→ **Texte de la page**

L'inconscient, en théorie et en pratique

 Le Lac inconnu. Entre Proust et Freud, Jean-Yves Tadié
Carlo Ginzburg rapprochait naguère le romancier Conan Doyle de Sigmund Freud, au nom d’un intérêt commun pour ces actes manqués que sont indices et lapsus. Voici à présent que Jean-Yves Tadié se livre à une comparaison serrée entre Freud et Proust. Il n’est évidemment pas le premier à risquer le parallèle, mais il choisit de s’y livrer de façon méthodique en partant de l’idée que, pensant et écrivant à la même époque, Sigmund et Marcel ont mené, sans se connaître et sans le savoir, un long dialogue autour des mêmes thèmes et comme pour tenter d’y voir clair dans ce que Proust, d’une belle image, nomme « le lac inconnu ». Soit cette zone de l’être qui échappe au contrôle et dont émanent tant de vérités cachées : l’inconscient.

→ **Bloc de données**
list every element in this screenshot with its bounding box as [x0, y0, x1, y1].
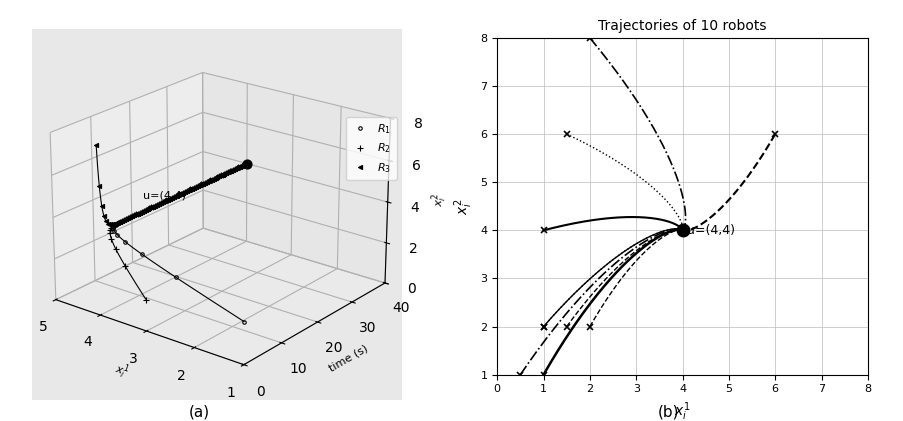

→ **Exercice**
Restituez à l'identique le passage du texte de la page qui va de « L'inconscient, en théorie » jusqu'à « vérités cachées : l’inconscient. » inclus.

→ **Réponse**
L'inconscient, en théorie et en pratique

 Le Lac inconnu. Entre Proust et Freud, Jean-Yves Tadié
Carlo Ginzburg rapprochait naguère le romancier Conan Doyle de Sigmund Freud, au nom d’un intérêt commun pour ces actes manqués que sont indices et lapsus. Voici à présent que Jean-Yves Tadié se livre à une comparaison serrée entre Freud et Proust. Il n’est évidemment pas le premier à risquer le parallèle, mais il choisit de s’y livrer de façon méthodique en partant de l’idée que, pensant et écrivant à la même époque, Sigmund et Marcel ont mené, sans se connaître et sans le savoir, un long dialogue autour des mêmes thèmes et comme pour tenter d’y voir clair dans ce que Proust, d’une belle image, nomme « le lac inconnu ». Soit cette zone de l’être qui échappe au contrôle et dont émanent tant de vérités cachées : l’inconscient.